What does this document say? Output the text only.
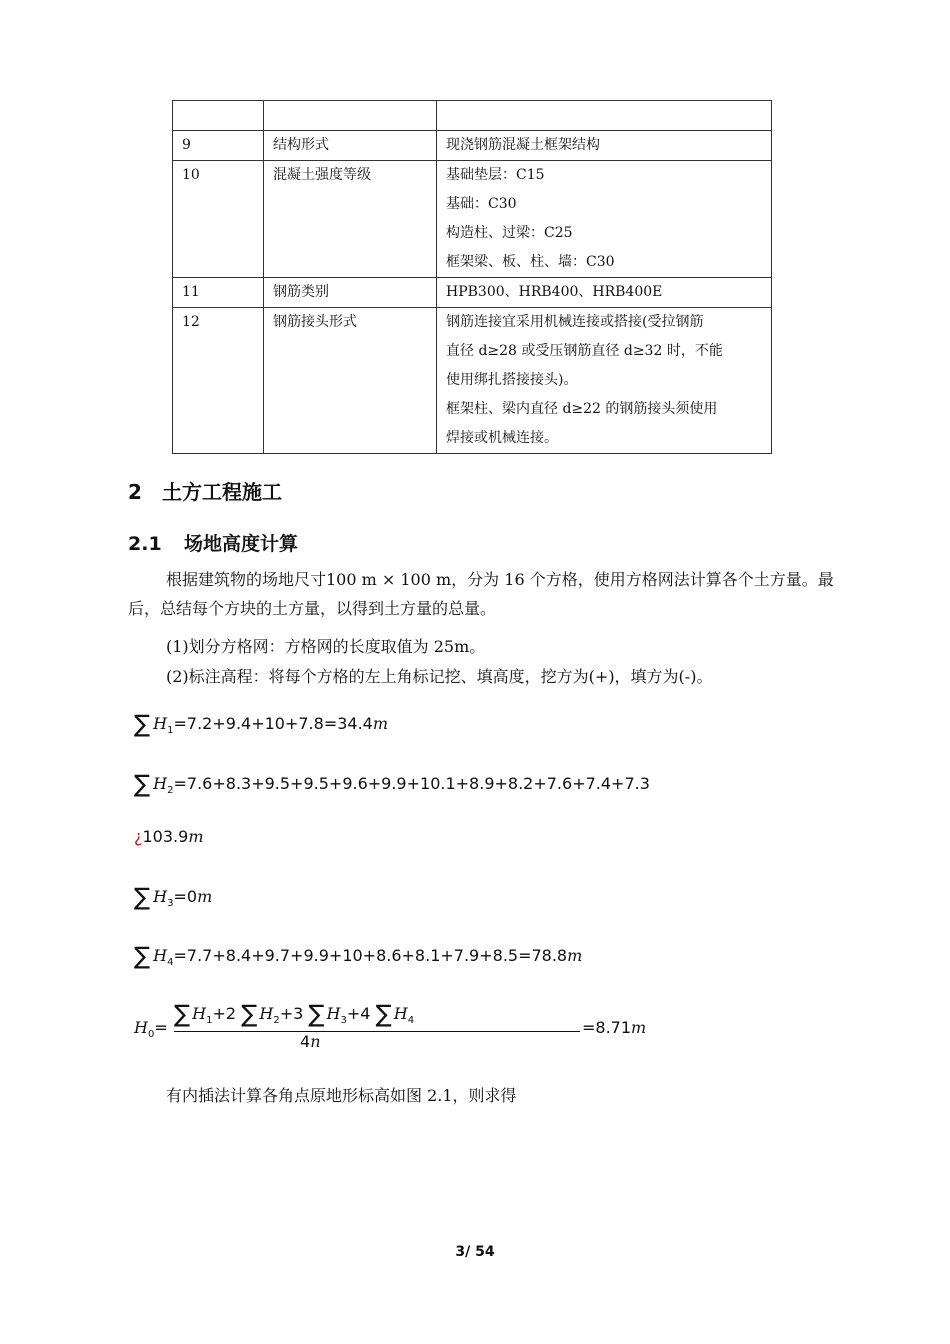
9	结构形式	现浇钢筋混凝土框架结构

10	混凝土强度等级	基础垫层：C15
基础：C30
构造柱、过梁：C25
框架梁、板、柱、墙：C30

11	钢筋类别	HPB300、HRB400、HRB400E

12	钢筋接头形式	钢筋连接宜采用机械连接或搭接(受拉钢筋
直径 d≥28 或受压钢筋直径 d≥32 时，不能
使用绑扎搭接接头)。
框架柱、梁内直径 d≥22 的钢筋接头须使用
焊接或机械连接。
2 土方工程施工
2.1 场地高度计算
根据建筑物的场地尺寸100 m × 100 m，分为 16 个方格，使用方格网法计算各个土方量。最后，总结每个方块的土方量，以得到土方量的总量。
(1)划分方格网：方格网的长度取值为 25m。
(2)标注高程：将每个方格的左上角标记挖、填高度，挖方为(+)，填方为(-)。
∑ $H_1=7.2+9.4+10+7.8=34.4m$
∑ $H_2=7.6+8.3+9.5+9.5+9.6+9.9+10.1+8.9+8.2+7.6+7.4+7.3$
¿103.9m
∑ $H_3=0m$
∑ $H_4=7.7+8.4+9.7+9.9+10+8.6+8.1+7.9+8.5=78.8m$
$H_0=$ ∑ $H_1+2$ ∑ $H_2+3$ ∑ $H_3+4$ ∑ $H_4$
4n
=8.71m
有内插法计算各角点原地形标高如图 2.1，则求得
3/ 54
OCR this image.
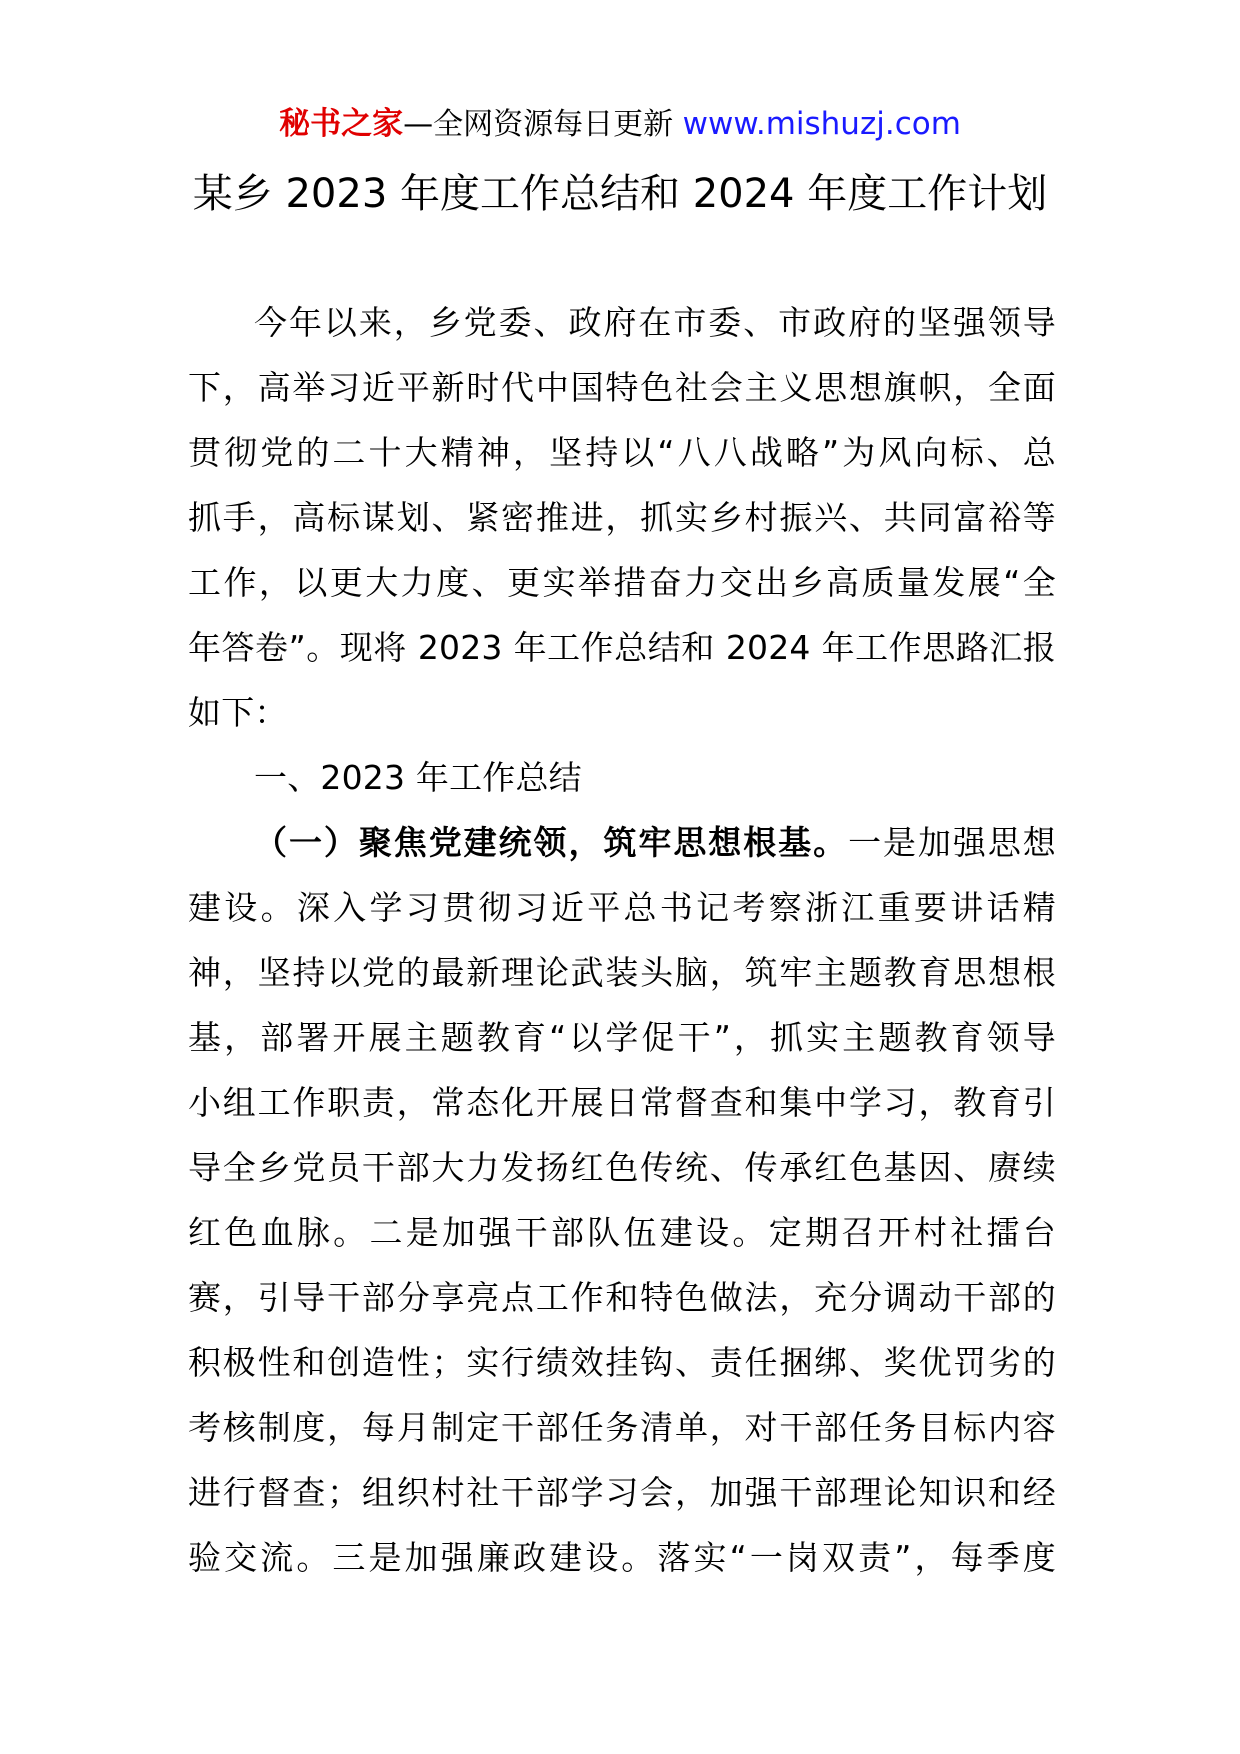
秘书之家—全网资源每日更新 www.mishuzj.com
某乡 2023 年度工作总结和 2024 年度工作计划
今年以来，乡党委、政府在市委、市政府的坚强领导
下，高举习近平新时代中国特色社会主义思想旗帜，全面
贯彻党的二十大精神，坚持以“八八战略”为风向标、总
抓手，高标谋划、紧密推进，抓实乡村振兴、共同富裕等
工作，以更大力度、更实举措奋力交出乡高质量发展“全
年答卷”。现将 2023 年工作总结和 2024 年工作思路汇报
如下：
一、2023 年工作总结
（一）聚焦党建统领，筑牢思想根基。一是加强思想
建设。深入学习贯彻习近平总书记考察浙江重要讲话精
神，坚持以党的最新理论武装头脑，筑牢主题教育思想根
基，部署开展主题教育“以学促干”，抓实主题教育领导
小组工作职责，常态化开展日常督查和集中学习，教育引
导全乡党员干部大力发扬红色传统、传承红色基因、赓续
红色血脉。二是加强干部队伍建设。定期召开村社擂台
赛，引导干部分享亮点工作和特色做法，充分调动干部的
积极性和创造性；实行绩效挂钩、责任捆绑、奖优罚劣的
考核制度，每月制定干部任务清单，对干部任务目标内容
进行督查；组织村社干部学习会，加强干部理论知识和经
验交流。三是加强廉政建设。落实“一岗双责”，每季度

## What is required:
Copy out every line of the material above exactly, skipping the pictures.

## Solution for this task:
What does this document say? Output the text only.
9	结构形式	现浇钢筋混凝土框架结构

10	混凝土强度等级	基础垫层：C15
基础：C30
构造柱、过梁：C25
框架梁、板、柱、墙：C30

11	钢筋类别	HPB300、HRB400、HRB400E

12	钢筋接头形式	钢筋连接宜采用机械连接或搭接(受拉钢筋
直径 d≥28 或受压钢筋直径 d≥32 时，不能
使用绑扎搭接接头)。
框架柱、梁内直径 d≥22 的钢筋接头须使用
焊接或机械连接。
2 土方工程施工
2.1 场地高度计算
根据建筑物的场地尺寸100 m × 100 m，分为 16 个方格，使用方格网法计算各个土方量。最后，总结每个方块的土方量，以得到土方量的总量。
(1)划分方格网：方格网的长度取值为 25m。
(2)标注高程：将每个方格的左上角标记挖、填高度，挖方为(+)，填方为(-)。
∑ $H_1=7.2+9.4+10+7.8=34.4m$
∑ $H_2=7.6+8.3+9.5+9.5+9.6+9.9+10.1+8.9+8.2+7.6+7.4+7.3$
¿103.9m
∑ $H_3=0m$
∑ $H_4=7.7+8.4+9.7+9.9+10+8.6+8.1+7.9+8.5=78.8m$
$H_0=$ ∑ $H_1+2$ ∑ $H_2+3$ ∑ $H_3+4$ ∑ $H_4$
4n
=8.71m
有内插法计算各角点原地形标高如图 2.1，则求得
3/ 54
OCR this image.
秘书之家—全网资源每日更新 www.mishuzj.com
某乡 2023 年度工作总结和 2024 年度工作计划
今年以来，乡党委、政府在市委、市政府的坚强领导
下，高举习近平新时代中国特色社会主义思想旗帜，全面
贯彻党的二十大精神，坚持以“八八战略”为风向标、总
抓手，高标谋划、紧密推进，抓实乡村振兴、共同富裕等
工作，以更大力度、更实举措奋力交出乡高质量发展“全
年答卷”。现将 2023 年工作总结和 2024 年工作思路汇报
如下：
一、2023 年工作总结
（一）聚焦党建统领，筑牢思想根基。一是加强思想
建设。深入学习贯彻习近平总书记考察浙江重要讲话精
神，坚持以党的最新理论武装头脑，筑牢主题教育思想根
基，部署开展主题教育“以学促干”，抓实主题教育领导
小组工作职责，常态化开展日常督查和集中学习，教育引
导全乡党员干部大力发扬红色传统、传承红色基因、赓续
红色血脉。二是加强干部队伍建设。定期召开村社擂台
赛，引导干部分享亮点工作和特色做法，充分调动干部的
积极性和创造性；实行绩效挂钩、责任捆绑、奖优罚劣的
考核制度，每月制定干部任务清单，对干部任务目标内容
进行督查；组织村社干部学习会，加强干部理论知识和经
验交流。三是加强廉政建设。落实“一岗双责”，每季度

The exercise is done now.